Material supplied>
<<<<

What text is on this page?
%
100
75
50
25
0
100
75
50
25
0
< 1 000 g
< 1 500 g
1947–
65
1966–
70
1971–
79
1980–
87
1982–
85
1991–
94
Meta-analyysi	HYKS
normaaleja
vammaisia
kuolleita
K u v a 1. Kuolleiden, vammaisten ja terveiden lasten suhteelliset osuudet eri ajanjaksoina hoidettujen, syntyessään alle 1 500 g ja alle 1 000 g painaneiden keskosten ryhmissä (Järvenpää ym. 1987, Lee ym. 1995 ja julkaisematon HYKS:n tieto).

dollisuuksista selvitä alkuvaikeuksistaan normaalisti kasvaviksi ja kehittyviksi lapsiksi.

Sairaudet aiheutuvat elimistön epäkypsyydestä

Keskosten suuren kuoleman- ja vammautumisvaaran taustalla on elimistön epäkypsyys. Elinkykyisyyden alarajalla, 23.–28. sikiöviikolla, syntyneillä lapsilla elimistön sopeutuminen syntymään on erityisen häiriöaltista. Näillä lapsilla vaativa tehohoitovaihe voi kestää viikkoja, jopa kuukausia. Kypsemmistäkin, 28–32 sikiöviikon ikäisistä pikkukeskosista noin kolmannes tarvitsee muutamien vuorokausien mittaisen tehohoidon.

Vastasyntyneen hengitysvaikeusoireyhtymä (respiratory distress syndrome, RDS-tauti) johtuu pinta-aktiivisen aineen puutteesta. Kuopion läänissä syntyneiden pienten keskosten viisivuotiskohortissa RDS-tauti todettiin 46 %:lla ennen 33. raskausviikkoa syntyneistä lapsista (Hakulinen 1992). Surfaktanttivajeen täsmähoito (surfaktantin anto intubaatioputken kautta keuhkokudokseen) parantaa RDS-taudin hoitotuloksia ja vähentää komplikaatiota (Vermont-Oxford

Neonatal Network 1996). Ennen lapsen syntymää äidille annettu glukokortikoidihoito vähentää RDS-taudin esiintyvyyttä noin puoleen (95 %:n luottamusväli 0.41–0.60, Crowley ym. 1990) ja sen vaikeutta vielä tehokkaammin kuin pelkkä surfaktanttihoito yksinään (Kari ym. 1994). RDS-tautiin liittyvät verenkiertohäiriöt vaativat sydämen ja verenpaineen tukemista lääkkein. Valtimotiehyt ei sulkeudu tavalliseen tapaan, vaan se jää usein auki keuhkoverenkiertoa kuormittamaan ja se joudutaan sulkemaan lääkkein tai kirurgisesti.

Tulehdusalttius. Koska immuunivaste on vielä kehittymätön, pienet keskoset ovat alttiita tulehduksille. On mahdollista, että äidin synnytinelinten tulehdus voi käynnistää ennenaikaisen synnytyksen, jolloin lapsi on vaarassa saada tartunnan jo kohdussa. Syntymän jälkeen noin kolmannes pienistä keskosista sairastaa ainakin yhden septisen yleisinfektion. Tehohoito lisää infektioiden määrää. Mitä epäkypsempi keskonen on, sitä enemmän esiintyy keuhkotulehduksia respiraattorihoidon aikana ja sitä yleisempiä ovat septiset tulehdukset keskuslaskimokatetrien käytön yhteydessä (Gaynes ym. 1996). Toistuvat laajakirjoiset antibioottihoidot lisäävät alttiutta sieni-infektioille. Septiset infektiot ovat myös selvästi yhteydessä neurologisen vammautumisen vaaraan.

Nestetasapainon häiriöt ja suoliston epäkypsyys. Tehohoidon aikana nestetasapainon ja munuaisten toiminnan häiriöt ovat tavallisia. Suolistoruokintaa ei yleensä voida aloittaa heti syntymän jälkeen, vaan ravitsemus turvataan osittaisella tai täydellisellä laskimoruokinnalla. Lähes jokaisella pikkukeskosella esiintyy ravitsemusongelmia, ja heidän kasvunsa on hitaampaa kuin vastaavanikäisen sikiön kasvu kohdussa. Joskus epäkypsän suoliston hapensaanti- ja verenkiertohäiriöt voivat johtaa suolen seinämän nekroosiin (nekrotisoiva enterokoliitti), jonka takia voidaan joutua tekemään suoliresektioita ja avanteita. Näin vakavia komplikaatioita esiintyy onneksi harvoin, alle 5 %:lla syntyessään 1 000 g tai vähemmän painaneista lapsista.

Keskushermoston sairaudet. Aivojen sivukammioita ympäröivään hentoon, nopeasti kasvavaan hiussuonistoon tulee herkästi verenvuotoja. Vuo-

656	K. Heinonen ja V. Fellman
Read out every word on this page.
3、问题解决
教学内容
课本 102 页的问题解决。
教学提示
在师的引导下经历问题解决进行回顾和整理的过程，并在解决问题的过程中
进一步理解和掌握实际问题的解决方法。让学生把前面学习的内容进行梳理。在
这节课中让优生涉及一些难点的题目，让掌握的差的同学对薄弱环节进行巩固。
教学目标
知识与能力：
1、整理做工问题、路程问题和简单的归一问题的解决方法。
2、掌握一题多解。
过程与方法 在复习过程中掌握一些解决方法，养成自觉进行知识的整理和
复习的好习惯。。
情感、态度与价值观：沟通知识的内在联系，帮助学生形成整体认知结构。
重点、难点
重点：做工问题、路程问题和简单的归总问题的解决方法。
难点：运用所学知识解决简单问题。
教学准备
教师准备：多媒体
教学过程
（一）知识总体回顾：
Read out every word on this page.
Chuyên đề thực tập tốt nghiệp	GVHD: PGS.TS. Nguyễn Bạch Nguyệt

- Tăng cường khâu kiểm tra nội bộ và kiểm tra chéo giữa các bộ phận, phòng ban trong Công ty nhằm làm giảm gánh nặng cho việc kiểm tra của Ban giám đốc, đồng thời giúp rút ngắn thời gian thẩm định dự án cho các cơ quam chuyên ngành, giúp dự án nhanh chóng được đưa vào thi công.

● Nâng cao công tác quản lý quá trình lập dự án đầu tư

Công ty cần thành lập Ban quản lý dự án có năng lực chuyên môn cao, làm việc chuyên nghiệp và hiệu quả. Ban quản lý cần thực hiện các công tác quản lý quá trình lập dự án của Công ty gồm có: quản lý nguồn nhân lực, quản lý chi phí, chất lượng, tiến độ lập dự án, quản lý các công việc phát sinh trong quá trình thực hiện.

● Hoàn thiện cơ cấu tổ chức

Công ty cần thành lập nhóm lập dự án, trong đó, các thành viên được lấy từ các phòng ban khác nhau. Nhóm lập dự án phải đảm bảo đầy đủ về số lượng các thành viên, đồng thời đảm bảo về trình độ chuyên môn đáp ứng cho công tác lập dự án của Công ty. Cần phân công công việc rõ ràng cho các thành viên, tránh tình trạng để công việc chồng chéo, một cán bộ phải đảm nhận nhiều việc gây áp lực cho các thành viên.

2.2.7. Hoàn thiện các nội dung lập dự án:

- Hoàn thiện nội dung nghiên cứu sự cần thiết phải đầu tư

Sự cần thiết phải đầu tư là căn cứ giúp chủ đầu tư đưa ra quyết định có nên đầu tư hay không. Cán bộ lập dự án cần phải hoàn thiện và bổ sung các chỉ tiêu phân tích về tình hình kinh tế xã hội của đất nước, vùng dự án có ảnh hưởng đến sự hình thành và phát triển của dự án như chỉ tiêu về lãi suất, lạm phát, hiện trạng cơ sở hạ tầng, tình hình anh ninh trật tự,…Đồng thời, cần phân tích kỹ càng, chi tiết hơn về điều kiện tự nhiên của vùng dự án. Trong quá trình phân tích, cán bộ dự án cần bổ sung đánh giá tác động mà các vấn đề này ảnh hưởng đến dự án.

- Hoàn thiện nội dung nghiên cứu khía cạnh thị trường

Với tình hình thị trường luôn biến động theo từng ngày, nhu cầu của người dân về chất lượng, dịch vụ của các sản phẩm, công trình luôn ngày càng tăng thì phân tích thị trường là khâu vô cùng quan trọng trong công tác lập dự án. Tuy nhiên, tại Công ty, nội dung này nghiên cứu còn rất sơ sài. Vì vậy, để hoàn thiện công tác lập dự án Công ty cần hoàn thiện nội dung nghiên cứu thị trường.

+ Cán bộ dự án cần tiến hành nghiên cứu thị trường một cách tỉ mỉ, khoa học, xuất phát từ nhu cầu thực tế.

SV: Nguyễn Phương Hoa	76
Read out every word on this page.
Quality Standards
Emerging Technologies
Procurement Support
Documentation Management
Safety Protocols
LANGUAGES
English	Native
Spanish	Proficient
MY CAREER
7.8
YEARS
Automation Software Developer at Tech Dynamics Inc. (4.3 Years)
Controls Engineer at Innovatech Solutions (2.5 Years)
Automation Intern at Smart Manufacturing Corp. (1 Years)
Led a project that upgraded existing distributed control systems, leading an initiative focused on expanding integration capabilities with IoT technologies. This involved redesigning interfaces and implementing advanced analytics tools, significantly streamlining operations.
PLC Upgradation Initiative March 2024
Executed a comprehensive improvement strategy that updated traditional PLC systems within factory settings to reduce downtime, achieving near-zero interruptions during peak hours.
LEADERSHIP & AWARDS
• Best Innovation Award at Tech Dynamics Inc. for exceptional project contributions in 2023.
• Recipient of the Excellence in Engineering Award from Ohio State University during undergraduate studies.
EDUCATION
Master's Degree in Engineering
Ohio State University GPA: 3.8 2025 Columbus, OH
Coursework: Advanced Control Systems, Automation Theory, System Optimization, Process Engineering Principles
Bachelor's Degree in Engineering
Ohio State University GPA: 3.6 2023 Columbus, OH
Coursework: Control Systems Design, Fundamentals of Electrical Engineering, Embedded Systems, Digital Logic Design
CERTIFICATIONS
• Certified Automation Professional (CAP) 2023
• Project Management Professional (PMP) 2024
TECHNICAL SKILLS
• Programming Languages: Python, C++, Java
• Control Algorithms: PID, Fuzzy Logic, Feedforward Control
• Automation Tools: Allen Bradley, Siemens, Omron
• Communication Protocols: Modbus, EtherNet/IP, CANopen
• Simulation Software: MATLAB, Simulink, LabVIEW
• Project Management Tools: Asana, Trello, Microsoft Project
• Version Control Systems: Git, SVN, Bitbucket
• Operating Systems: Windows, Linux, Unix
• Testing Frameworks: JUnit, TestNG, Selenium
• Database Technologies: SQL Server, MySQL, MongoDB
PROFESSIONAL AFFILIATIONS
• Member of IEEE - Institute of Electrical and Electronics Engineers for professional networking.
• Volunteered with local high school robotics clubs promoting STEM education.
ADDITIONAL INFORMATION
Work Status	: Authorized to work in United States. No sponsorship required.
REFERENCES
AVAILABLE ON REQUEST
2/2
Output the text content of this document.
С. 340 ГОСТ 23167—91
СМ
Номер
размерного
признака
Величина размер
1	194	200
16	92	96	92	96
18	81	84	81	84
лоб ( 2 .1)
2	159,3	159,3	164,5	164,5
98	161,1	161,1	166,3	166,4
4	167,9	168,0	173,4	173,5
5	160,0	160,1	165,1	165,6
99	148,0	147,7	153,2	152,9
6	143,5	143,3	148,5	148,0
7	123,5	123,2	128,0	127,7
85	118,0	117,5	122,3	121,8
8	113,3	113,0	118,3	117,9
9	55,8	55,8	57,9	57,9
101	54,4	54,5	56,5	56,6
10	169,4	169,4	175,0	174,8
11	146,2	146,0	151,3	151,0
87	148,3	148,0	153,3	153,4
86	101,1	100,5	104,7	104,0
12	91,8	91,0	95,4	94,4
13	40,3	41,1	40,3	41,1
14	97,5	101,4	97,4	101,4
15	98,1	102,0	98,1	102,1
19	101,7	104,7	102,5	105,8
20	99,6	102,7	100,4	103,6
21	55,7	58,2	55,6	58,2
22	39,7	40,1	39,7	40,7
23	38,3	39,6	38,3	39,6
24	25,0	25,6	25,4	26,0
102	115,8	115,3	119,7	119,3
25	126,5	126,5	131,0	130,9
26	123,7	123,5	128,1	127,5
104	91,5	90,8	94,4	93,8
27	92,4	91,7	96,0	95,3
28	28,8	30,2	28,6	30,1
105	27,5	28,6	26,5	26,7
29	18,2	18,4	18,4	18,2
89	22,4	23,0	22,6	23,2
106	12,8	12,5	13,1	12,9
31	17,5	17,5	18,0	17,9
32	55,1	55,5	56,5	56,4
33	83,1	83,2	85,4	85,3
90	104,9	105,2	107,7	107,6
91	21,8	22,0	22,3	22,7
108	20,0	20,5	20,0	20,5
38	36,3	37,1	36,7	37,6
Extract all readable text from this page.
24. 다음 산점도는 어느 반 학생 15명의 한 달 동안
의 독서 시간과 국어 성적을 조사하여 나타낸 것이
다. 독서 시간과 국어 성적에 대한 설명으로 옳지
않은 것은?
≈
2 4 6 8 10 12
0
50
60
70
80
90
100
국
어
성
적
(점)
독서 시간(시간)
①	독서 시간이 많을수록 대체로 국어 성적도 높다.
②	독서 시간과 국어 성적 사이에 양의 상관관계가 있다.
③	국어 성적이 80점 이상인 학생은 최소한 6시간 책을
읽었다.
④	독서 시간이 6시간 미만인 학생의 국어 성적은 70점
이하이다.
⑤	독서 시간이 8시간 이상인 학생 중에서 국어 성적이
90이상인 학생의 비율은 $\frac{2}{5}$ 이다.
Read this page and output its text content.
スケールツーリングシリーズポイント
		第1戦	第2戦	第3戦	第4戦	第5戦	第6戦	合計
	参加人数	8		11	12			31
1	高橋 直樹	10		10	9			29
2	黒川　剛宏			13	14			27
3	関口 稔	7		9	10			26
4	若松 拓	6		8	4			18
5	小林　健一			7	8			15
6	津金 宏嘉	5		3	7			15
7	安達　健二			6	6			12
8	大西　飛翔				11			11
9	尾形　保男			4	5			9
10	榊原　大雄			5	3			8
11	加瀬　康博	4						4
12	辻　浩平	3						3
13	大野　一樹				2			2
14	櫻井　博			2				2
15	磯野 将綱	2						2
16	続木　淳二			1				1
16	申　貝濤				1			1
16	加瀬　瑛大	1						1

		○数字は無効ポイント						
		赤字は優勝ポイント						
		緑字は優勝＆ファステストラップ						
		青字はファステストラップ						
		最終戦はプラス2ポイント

>>>>

Problem to work on> Exact repetition is required for the lines from the one that contains "Output the text content of this document." through the final line; leave out everything else.

Answer for the task>
Output the text content of this document.
С. 340 ГОСТ 23167—91
СМ
Номер
размерного
признака
Величина размер
1	194	200
16	92	96	92	96
18	81	84	81	84
лоб ( 2 .1)
2	159,3	159,3	164,5	164,5
98	161,1	161,1	166,3	166,4
4	167,9	168,0	173,4	173,5
5	160,0	160,1	165,1	165,6
99	148,0	147,7	153,2	152,9
6	143,5	143,3	148,5	148,0
7	123,5	123,2	128,0	127,7
85	118,0	117,5	122,3	121,8
8	113,3	113,0	118,3	117,9
9	55,8	55,8	57,9	57,9
101	54,4	54,5	56,5	56,6
10	169,4	169,4	175,0	174,8
11	146,2	146,0	151,3	151,0
87	148,3	148,0	153,3	153,4
86	101,1	100,5	104,7	104,0
12	91,8	91,0	95,4	94,4
13	40,3	41,1	40,3	41,1
14	97,5	101,4	97,4	101,4
15	98,1	102,0	98,1	102,1
19	101,7	104,7	102,5	105,8
20	99,6	102,7	100,4	103,6
21	55,7	58,2	55,6	58,2
22	39,7	40,1	39,7	40,7
23	38,3	39,6	38,3	39,6
24	25,0	25,6	25,4	26,0
102	115,8	115,3	119,7	119,3
25	126,5	126,5	131,0	130,9
26	123,7	123,5	128,1	127,5
104	91,5	90,8	94,4	93,8
27	92,4	91,7	96,0	95,3
28	28,8	30,2	28,6	30,1
105	27,5	28,6	26,5	26,7
29	18,2	18,4	18,4	18,2
89	22,4	23,0	22,6	23,2
106	12,8	12,5	13,1	12,9
31	17,5	17,5	18,0	17,9
32	55,1	55,5	56,5	56,4
33	83,1	83,2	85,4	85,3
90	104,9	105,2	107,7	107,6
91	21,8	22,0	22,3	22,7
108	20,0	20,5	20,0	20,5
38	36,3	37,1	36,7	37,6
Extract all readable text from this page.
24. 다음 산점도는 어느 반 학생 15명의 한 달 동안
의 독서 시간과 국어 성적을 조사하여 나타낸 것이
다. 독서 시간과 국어 성적에 대한 설명으로 옳지
않은 것은?
≈
2 4 6 8 10 12
0
50
60
70
80
90
100
국
어
성
적
(점)
독서 시간(시간)
①	독서 시간이 많을수록 대체로 국어 성적도 높다.
②	독서 시간과 국어 성적 사이에 양의 상관관계가 있다.
③	국어 성적이 80점 이상인 학생은 최소한 6시간 책을
읽었다.
④	독서 시간이 6시간 미만인 학생의 국어 성적은 70점
이하이다.
⑤	독서 시간이 8시간 이상인 학생 중에서 국어 성적이
90이상인 학생의 비율은 $\frac{2}{5}$ 이다.
Read this page and output its text content.
スケールツーリングシリーズポイント
		第1戦	第2戦	第3戦	第4戦	第5戦	第6戦	合計
	参加人数	8		11	12			31
1	高橋 直樹	10		10	9			29
2	黒川　剛宏			13	14			27
3	関口 稔	7		9	10			26
4	若松 拓	6		8	4			18
5	小林　健一			7	8			15
6	津金 宏嘉	5		3	7			15
7	安達　健二			6	6			12
8	大西　飛翔				11			11
9	尾形　保男			4	5			9
10	榊原　大雄			5	3			8
11	加瀬　康博	4						4
12	辻　浩平	3						3
13	大野　一樹				2			2
14	櫻井　博			2				2
15	磯野 将綱	2						2
16	続木　淳二			1				1
16	申　貝濤				1			1
16	加瀬　瑛大	1						1

		○数字は無効ポイント						
		赤字は優勝ポイント						
		緑字は優勝＆ファステストラップ						
		青字はファステストラップ						
		最終戦はプラス2ポイント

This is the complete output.